» **STATED GOAL**:
Isolate every line in the records below with "traverse" in it.
* start DATA PROVIDED *
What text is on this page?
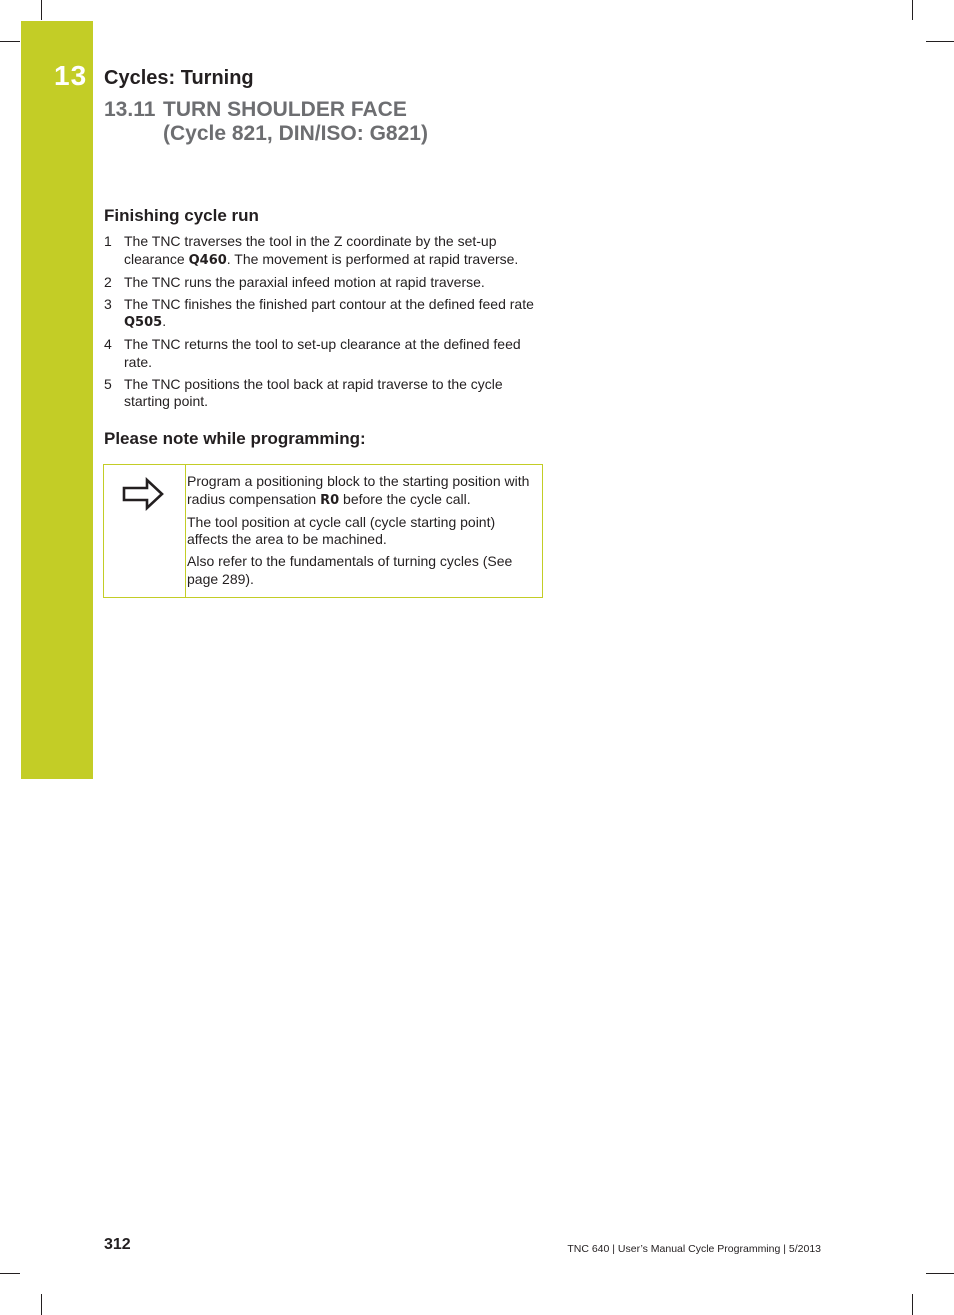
13 Cycles: Turning
13.11 TURN SHOULDER FACE
(Cycle 821, DIN/ISO: G821)
Finishing cycle run
1 The TNC traverses the tool in the Z coordinate by the set-up clearance Q460. The movement is performed at rapid traverse.
2 The TNC runs the paraxial infeed motion at rapid traverse.
3 The TNC finishes the finished part contour at the defined feed rate Q505.
4 The TNC returns the tool to set-up clearance at the defined feed rate.
5 The TNC positions the tool back at rapid traverse to the cycle starting point.
Please note while programming:

Program a positioning block to the starting position with radius compensation R0 before the cycle call.

The tool position at cycle call (cycle starting point) affects the area to be machined.

Also refer to the fundamentals of turning cycles (See page 289).

312	TNC 640 | User’s Manual Cycle Programming | 5/2013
* end DATA PROVIDED *
» **RESULT FOR THIS TASK**:
1 The TNC traverses the tool in the Z coordinate by the set-up clearance Q460. The movement is performed at rapid traverse.
2 The TNC runs the paraxial infeed motion at rapid traverse.
5 The TNC positions the tool back at rapid traverse to the cycle starting point.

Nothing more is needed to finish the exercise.